_RECORDS TO PROCESS_

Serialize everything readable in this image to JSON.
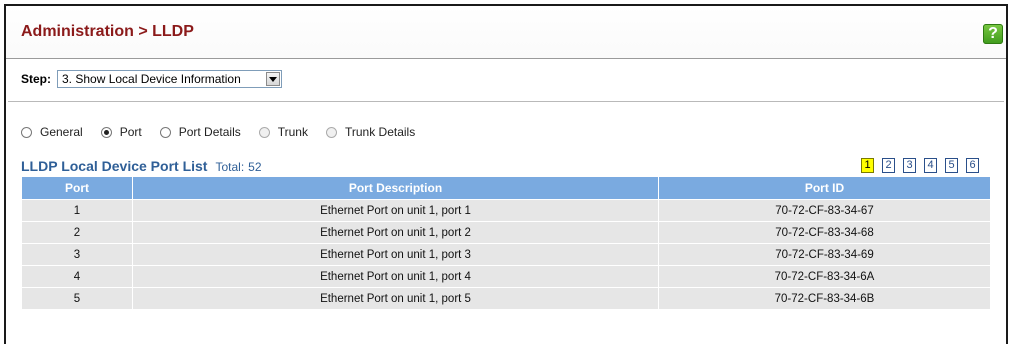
{
  "header": {
    "breadcrumb": "Administration > LLDP",
    "help_icon": "?"
  },
  "step": {
    "label": "Step:",
    "selected": "3. Show Local Device Information"
  },
  "radios": [
    {
      "label": "General",
      "checked": false,
      "enabled": true
    },
    {
      "label": "Port",
      "checked": true,
      "enabled": true
    },
    {
      "label": "Port Details",
      "checked": false,
      "enabled": true
    },
    {
      "label": "Trunk",
      "checked": false,
      "enabled": false
    },
    {
      "label": "Trunk Details",
      "checked": false,
      "enabled": false
    }
  ],
  "list": {
    "title": "LLDP Local Device Port List",
    "total_label": "Total:",
    "total": "52"
  },
  "pager": {
    "pages": [
      "1",
      "2",
      "3",
      "4",
      "5",
      "6"
    ],
    "current": "1"
  },
  "table": {
    "columns": [
      "Port",
      "Port Description",
      "Port ID"
    ],
    "rows": [
      [
        "1",
        "Ethernet Port on unit 1, port 1",
        "70-72-CF-83-34-67"
      ],
      [
        "2",
        "Ethernet Port on unit 1, port 2",
        "70-72-CF-83-34-68"
      ],
      [
        "3",
        "Ethernet Port on unit 1, port 3",
        "70-72-CF-83-34-69"
      ],
      [
        "4",
        "Ethernet Port on unit 1, port 4",
        "70-72-CF-83-34-6A"
      ],
      [
        "5",
        "Ethernet Port on unit 1, port 5",
        "70-72-CF-83-34-6B"
      ]
    ]
  }
}
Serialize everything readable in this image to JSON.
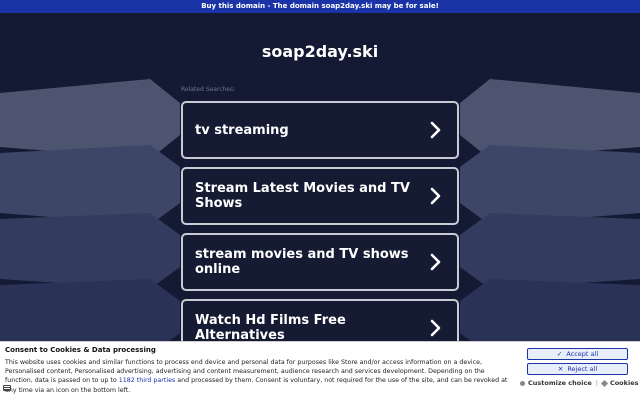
{
  "banner": {
    "text": "Buy this domain - The domain soap2day.ski may be for sale!"
  },
  "header": {
    "domain": "soap2day.ski"
  },
  "related": {
    "label": "Related Searches:"
  },
  "tiles": [
    {
      "label": "tv streaming"
    },
    {
      "label": "Stream Latest Movies and TV Shows"
    },
    {
      "label": "stream movies and TV shows online"
    },
    {
      "label": "Watch Hd Films Free Alternatives"
    }
  ],
  "consent": {
    "title": "Consent to Cookies & Data processing",
    "text_before_link": "This website uses cookies and similar functions to process end device and personal data for purposes like Store and/or access information on a device, Personalised content, Personalised advertising, advertising and content measurement, audience research and services development. Depending on the function, data is passed on to up to ",
    "link": "1182 third parties",
    "text_after_link": " and processed by them. Consent is voluntary, not required for the use of the site, and can be revoked at any time via an icon on the bottom left.",
    "accept_label": "Accept all",
    "reject_label": "Reject all",
    "customize_label": "Customize choice",
    "cookies_label": "Cookies"
  },
  "colors": {
    "banner": "#1a34a8",
    "background": "#141a33",
    "tile_border": "#c9cbd4",
    "button_text": "#1a34a8"
  },
  "icons": [
    "chevron-right-icon",
    "check-icon",
    "x-icon",
    "settings-dot-icon",
    "cookie-diamond-icon",
    "cookie-icon"
  ]
}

_TASK DETAILS_
Print every entry exactly as written, without the pictures.

_THE SOLUTION_
Serialize everything readable in this image to JSON.
{
  "header": {
    "breadcrumb": "Administration > LLDP",
    "help_icon": "?"
  },
  "step": {
    "label": "Step:",
    "selected": "3. Show Local Device Information"
  },
  "radios": [
    {
      "label": "General",
      "checked": false,
      "enabled": true
    },
    {
      "label": "Port",
      "checked": true,
      "enabled": true
    },
    {
      "label": "Port Details",
      "checked": false,
      "enabled": true
    },
    {
      "label": "Trunk",
      "checked": false,
      "enabled": false
    },
    {
      "label": "Trunk Details",
      "checked": false,
      "enabled": false
    }
  ],
  "list": {
    "title": "LLDP Local Device Port List",
    "total_label": "Total:",
    "total": "52"
  },
  "pager": {
    "pages": [
      "1",
      "2",
      "3",
      "4",
      "5",
      "6"
    ],
    "current": "1"
  },
  "table": {
    "columns": [
      "Port",
      "Port Description",
      "Port ID"
    ],
    "rows": [
      [
        "1",
        "Ethernet Port on unit 1, port 1",
        "70-72-CF-83-34-67"
      ],
      [
        "2",
        "Ethernet Port on unit 1, port 2",
        "70-72-CF-83-34-68"
      ],
      [
        "3",
        "Ethernet Port on unit 1, port 3",
        "70-72-CF-83-34-69"
      ],
      [
        "4",
        "Ethernet Port on unit 1, port 4",
        "70-72-CF-83-34-6A"
      ],
      [
        "5",
        "Ethernet Port on unit 1, port 5",
        "70-72-CF-83-34-6B"
      ]
    ]
  }
}
Serialize everything readable in this image to JSON.
{
  "banner": {
    "text": "Buy this domain - The domain soap2day.ski may be for sale!"
  },
  "header": {
    "domain": "soap2day.ski"
  },
  "related": {
    "label": "Related Searches:"
  },
  "tiles": [
    {
      "label": "tv streaming"
    },
    {
      "label": "Stream Latest Movies and TV Shows"
    },
    {
      "label": "stream movies and TV shows online"
    },
    {
      "label": "Watch Hd Films Free Alternatives"
    }
  ],
  "consent": {
    "title": "Consent to Cookies & Data processing",
    "text_before_link": "This website uses cookies and similar functions to process end device and personal data for purposes like Store and/or access information on a device, Personalised content, Personalised advertising, advertising and content measurement, audience research and services development. Depending on the function, data is passed on to up to ",
    "link": "1182 third parties",
    "text_after_link": " and processed by them. Consent is voluntary, not required for the use of the site, and can be revoked at any time via an icon on the bottom left.",
    "accept_label": "Accept all",
    "reject_label": "Reject all",
    "customize_label": "Customize choice",
    "cookies_label": "Cookies"
  },
  "colors": {
    "banner": "#1a34a8",
    "background": "#141a33",
    "tile_border": "#c9cbd4",
    "button_text": "#1a34a8"
  },
  "icons": [
    "chevron-right-icon",
    "check-icon",
    "x-icon",
    "settings-dot-icon",
    "cookie-diamond-icon",
    "cookie-icon"
  ]
}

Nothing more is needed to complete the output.